[Dataset items]

☆ ☆ ☆ ☆ ☆ ☆ ☆

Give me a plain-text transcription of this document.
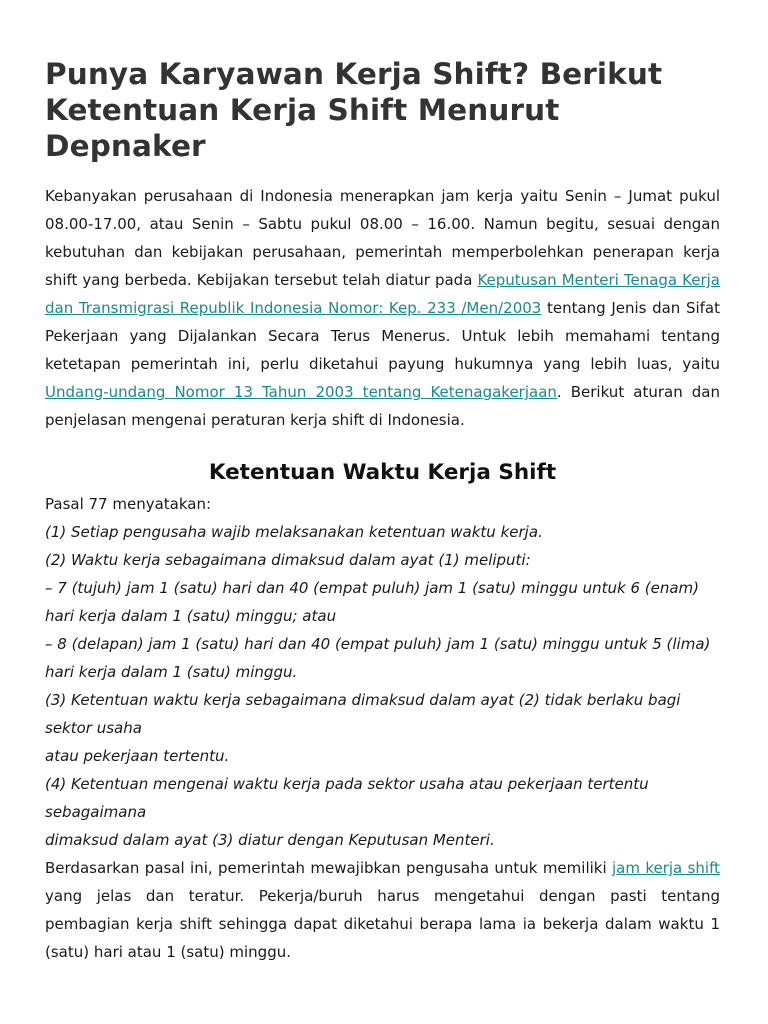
Punya Karyawan Kerja Shift? Berikut Ketentuan Kerja Shift Menurut Depnaker

Kebanyakan perusahaan di Indonesia menerapkan jam kerja yaitu Senin – Jumat pukul 08.00-17.00, atau Senin – Sabtu pukul 08.00 – 16.00. Namun begitu, sesuai dengan kebutuhan dan kebijakan perusahaan, pemerintah memperbolehkan penerapan kerja shift yang berbeda. Kebijakan tersebut telah diatur pada Keputusan Menteri Tenaga Kerja dan Transmigrasi Republik Indonesia Nomor: Kep. 233 /Men/2003 tentang Jenis dan Sifat Pekerjaan yang Dijalankan Secara Terus Menerus. Untuk lebih memahami tentang ketetapan pemerintah ini, perlu diketahui payung hukumnya yang lebih luas, yaitu Undang-undang Nomor 13 Tahun 2003 tentang Ketenagakerjaan. Berikut aturan dan penjelasan mengenai peraturan kerja shift di Indonesia.

Ketentuan Waktu Kerja Shift
Pasal 77 menyatakan:
(1) Setiap pengusaha wajib melaksanakan ketentuan waktu kerja.
(2) Waktu kerja sebagaimana dimaksud dalam ayat (1) meliputi:
– 7 (tujuh) jam 1 (satu) hari dan 40 (empat puluh) jam 1 (satu) minggu untuk 6 (enam) hari kerja dalam 1 (satu) minggu; atau
– 8 (delapan) jam 1 (satu) hari dan 40 (empat puluh) jam 1 (satu) minggu untuk 5 (lima) hari kerja dalam 1 (satu) minggu.
(3) Ketentuan waktu kerja sebagaimana dimaksud dalam ayat (2) tidak berlaku bagi sektor usaha
atau pekerjaan tertentu.
(4) Ketentuan mengenai waktu kerja pada sektor usaha atau pekerjaan tertentu sebagaimana
dimaksud dalam ayat (3) diatur dengan Keputusan Menteri.

Berdasarkan pasal ini, pemerintah mewajibkan pengusaha untuk memiliki jam kerja shift yang jelas dan teratur. Pekerja/buruh harus mengetahui dengan pasti tentang pembagian kerja shift sehingga dapat diketahui berapa lama ia bekerja dalam waktu 1 (satu) hari atau 1 (satu) minggu.
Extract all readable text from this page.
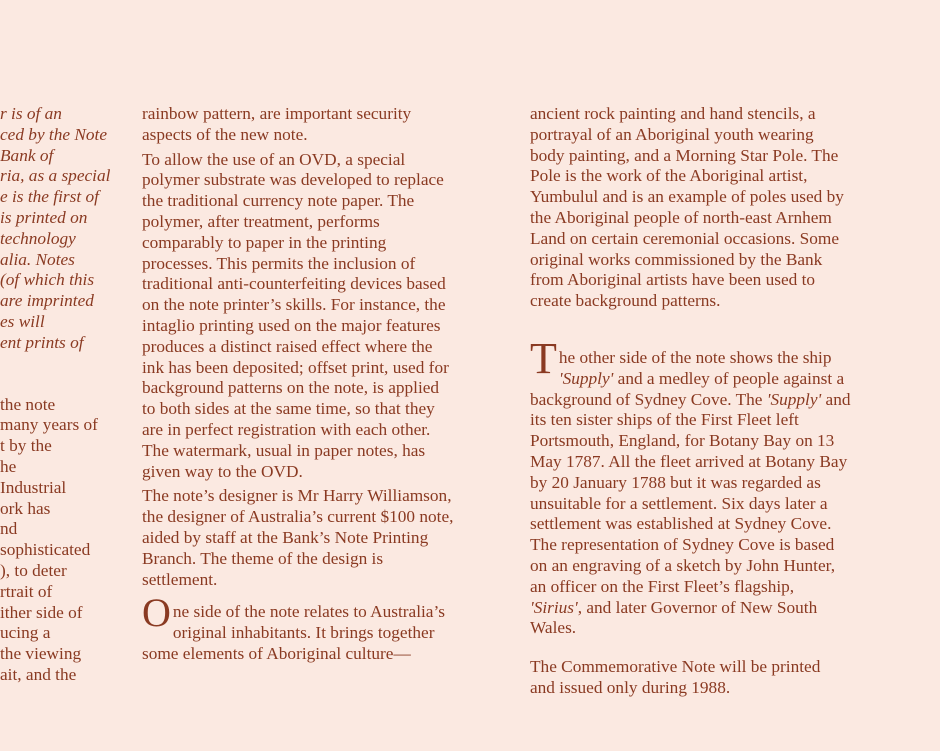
r is of an
ced by the Note
Bank of
ria, as a special
e is the first of
is printed on
technology
alia. Notes
(of which this
are imprinted
es will
ent prints of
the note
many years of
t by the
he
Industrial
ork has
nd
sophisticated
), to deter
rtrait of
ither side of
ucing a
the viewing
ait, and the
rainbow pattern, are important security
aspects of the new note.
To allow the use of an OVD, a special
polymer substrate was developed to replace
the traditional currency note paper. The
polymer, after treatment, performs
comparably to paper in the printing
processes. This permits the inclusion of
traditional anti-counterfeiting devices based
on the note printer’s skills. For instance, the
intaglio printing used on the major features
produces a distinct raised effect where the
ink has been deposited; offset print, used for
background patterns on the note, is applied
to both sides at the same time, so that they
are in perfect registration with each other.
The watermark, usual in paper notes, has
given way to the OVD.
The note’s designer is Mr Harry Williamson,
the designer of Australia’s current $100 note,
aided by staff at the Bank’s Note Printing
Branch. The theme of the design is
settlement.
O ne side of the note relates to Australia’s
original inhabitants. It brings together
some elements of Aboriginal culture—
ancient rock painting and hand stencils, a
portrayal of an Aboriginal youth wearing
body painting, and a Morning Star Pole. The
Pole is the work of the Aboriginal artist,
Yumbulul and is an example of poles used by
the Aboriginal people of north-east Arnhem
Land on certain ceremonial occasions. Some
original works commissioned by the Bank
from Aboriginal artists have been used to
create background patterns.
T he other side of the note shows the ship
'Supply' and a medley of people against a
background of Sydney Cove. The 'Supply' and
its ten sister ships of the First Fleet left
Portsmouth, England, for Botany Bay on 13
May 1787. All the fleet arrived at Botany Bay
by 20 January 1788 but it was regarded as
unsuitable for a settlement. Six days later a
settlement was established at Sydney Cove.
The representation of Sydney Cove is based
on an engraving of a sketch by John Hunter,
an officer on the First Fleet’s flagship,
'Sirius', and later Governor of New South
Wales.
The Commemorative Note will be printed
and issued only during 1988.
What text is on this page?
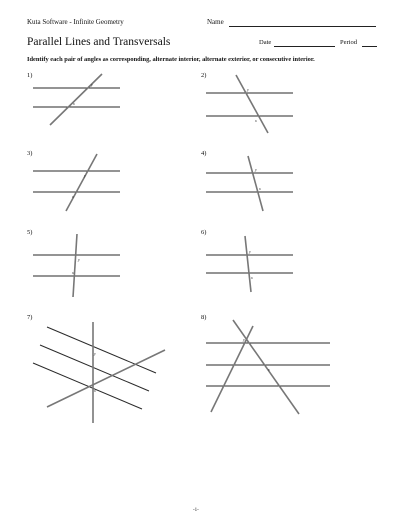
Kuta Software - Infinite Geometry	Name
Parallel Lines and Transversals	Date	Period
Identify each pair of angles as corresponding, alternate interior, alternate exterior, or consecutive interior.
1)	2)
3)	4)
5)	6)
7)	8)
y
x
y
x
y
x
y
x
y
x
y
x
y
x
y
x
-1-
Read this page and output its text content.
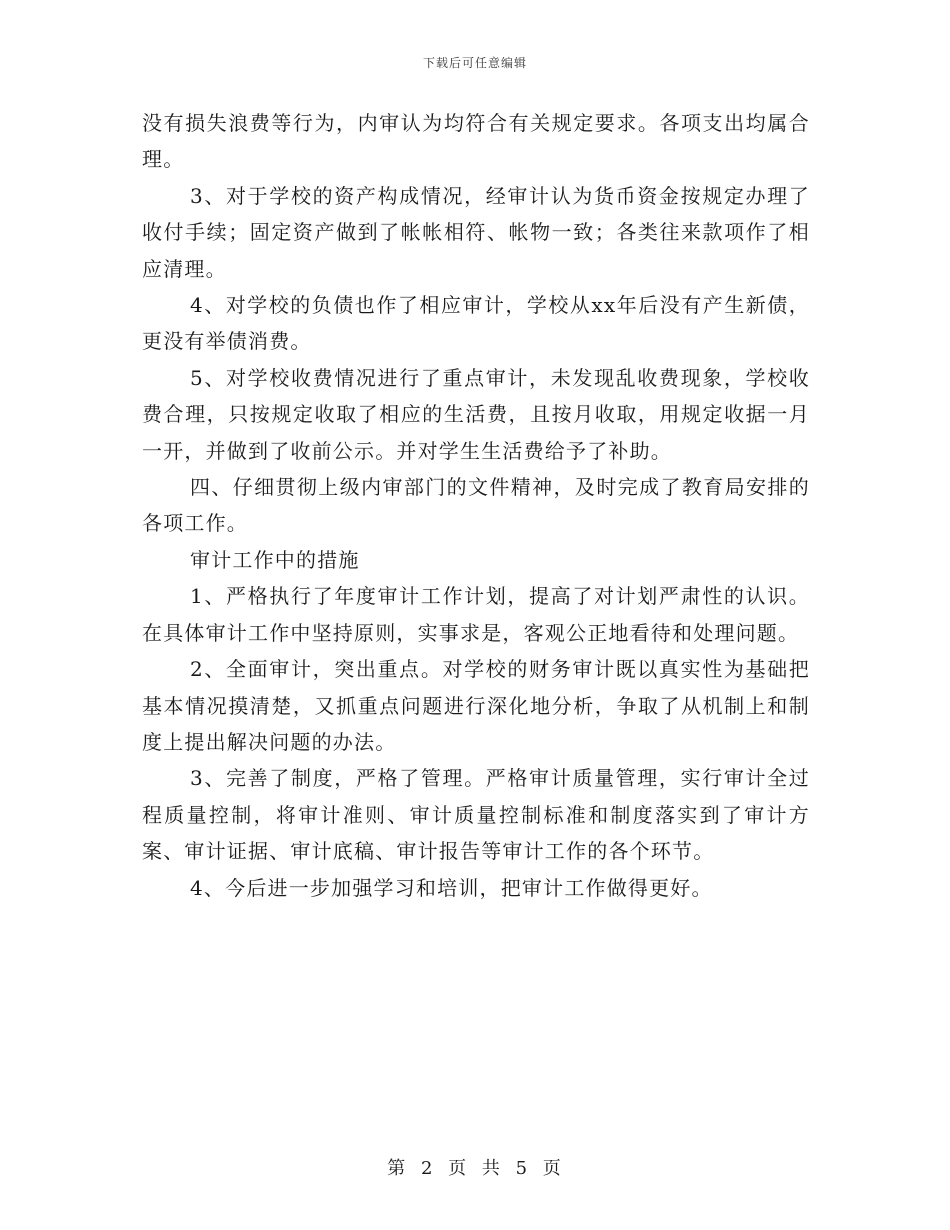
下载后可任意编辑

没有损失浪费等行为，内审认为均符合有关规定要求。各项支出均属合理。

3、对于学校的资产构成情况，经审计认为货币资金按规定办理了收付手续；固定资产做到了帐帐相符、帐物一致；各类往来款项作了相应清理。

4、对学校的负债也作了相应审计，学校从xx年后没有产生新债，更没有举债消费。

5、对学校收费情况进行了重点审计，未发现乱收费现象，学校收费合理，只按规定收取了相应的生活费，且按月收取，用规定收据一月一开，并做到了收前公示。并对学生生活费给予了补助。

四、仔细贯彻上级内审部门的文件精神，及时完成了教育局安排的各项工作。

审计工作中的措施

1、严格执行了年度审计工作计划，提高了对计划严肃性的认识。在具体审计工作中坚持原则，实事求是，客观公正地看待和处理问题。

2、全面审计，突出重点。对学校的财务审计既以真实性为基础把基本情况摸清楚，又抓重点问题进行深化地分析，争取了从机制上和制度上提出解决问题的办法。

3、完善了制度，严格了管理。严格审计质量管理，实行审计全过程质量控制，将审计准则、审计质量控制标准和制度落实到了审计方案、审计证据、审计底稿、审计报告等审计工作的各个环节。

4、今后进一步加强学习和培训，把审计工作做得更好。

第 2 页 共 5 页
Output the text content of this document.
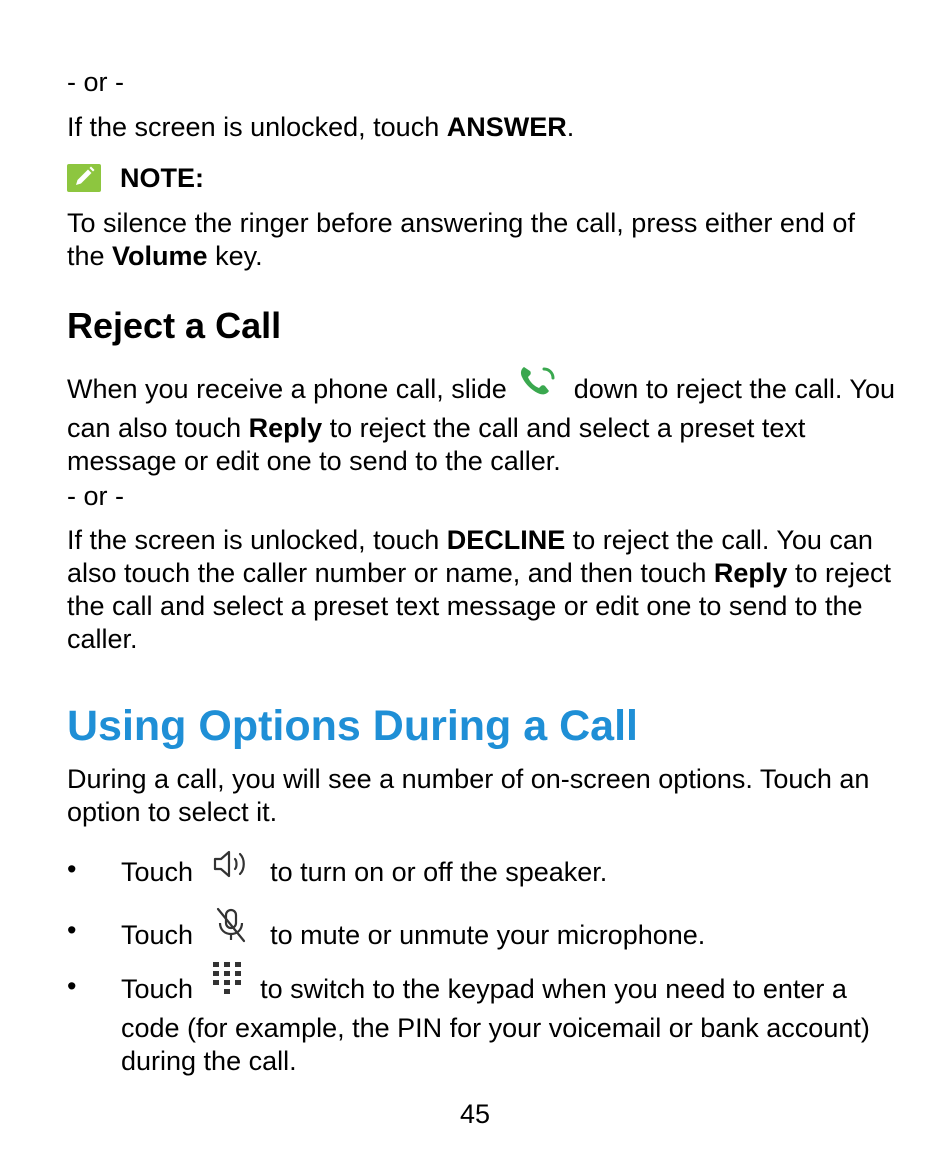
- or -

If the screen is unlocked, touch ANSWER.

NOTE:

To silence the ringer before answering the call, press either end of the Volume key.

Reject a Call

When you receive a phone call, slide  down to reject the call. You can also touch Reply to reject the call and select a preset text message or edit one to send to the caller.

- or -

If the screen is unlocked, touch DECLINE to reject the call. You can also touch the caller number or name, and then touch Reply to reject the call and select a preset text message or edit one to send to the caller.

Using Options During a Call

During a call, you will see a number of on-screen options. Touch an option to select it.

• Touch  to turn on or off the speaker.

• Touch  to mute or unmute your microphone.

• Touch  to switch to the keypad when you need to enter a code (for example, the PIN for your voicemail or bank account) during the call.

45
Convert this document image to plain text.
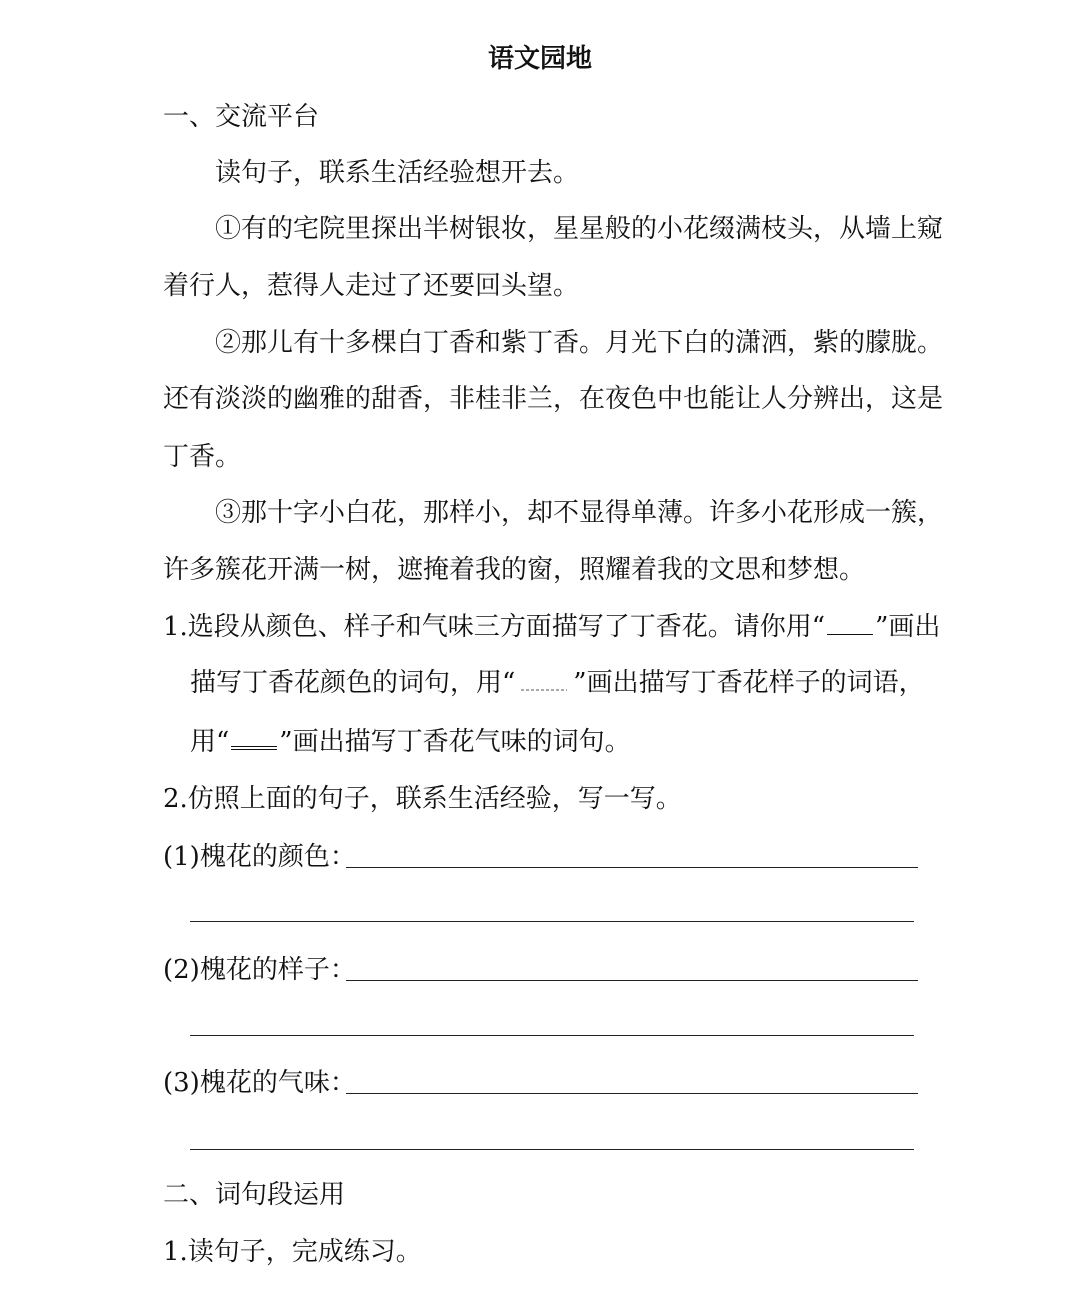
语文园地
一、交流平台
读句子，联系生活经验想开去。
①有的宅院里探出半树银妆，星星般的小花缀满枝头，从墙上窥
着行人，惹得人走过了还要回头望。
②那儿有十多棵白丁香和紫丁香。月光下白的潇洒，紫的朦胧。
还有淡淡的幽雅的甜香，非桂非兰，在夜色中也能让人分辨出，这是
丁香。
③那十字小白花，那样小，却不显得单薄。许多小花形成一簇，
许多簇花开满一树，遮掩着我的窗，照耀着我的文思和梦想。
1.选段从颜色、样子和气味三方面描写了丁香花。请你用“ ”画出
描写丁香花颜色的词句，用“ ”画出描写丁香花样子的词语，
用“ ”画出描写丁香花气味的词句。
2.仿照上面的句子，联系生活经验，写一写。
(1)槐花的颜色：
(2)槐花的样子：
(3)槐花的气味：
二、词句段运用
1.读句子，完成练习。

☆ ☆ ☆ ☆ ☆ ☆ ☆

* [Given request] Collect from the data above every line that includes "unlocked".

* [Solution to this task]
If the screen is unlocked, touch ANSWER.
If the screen is unlocked, touch DECLINE to reject the call. You can also touch the caller number or name, and then touch Reply to reject the call and select a preset text message or edit one to send to the caller.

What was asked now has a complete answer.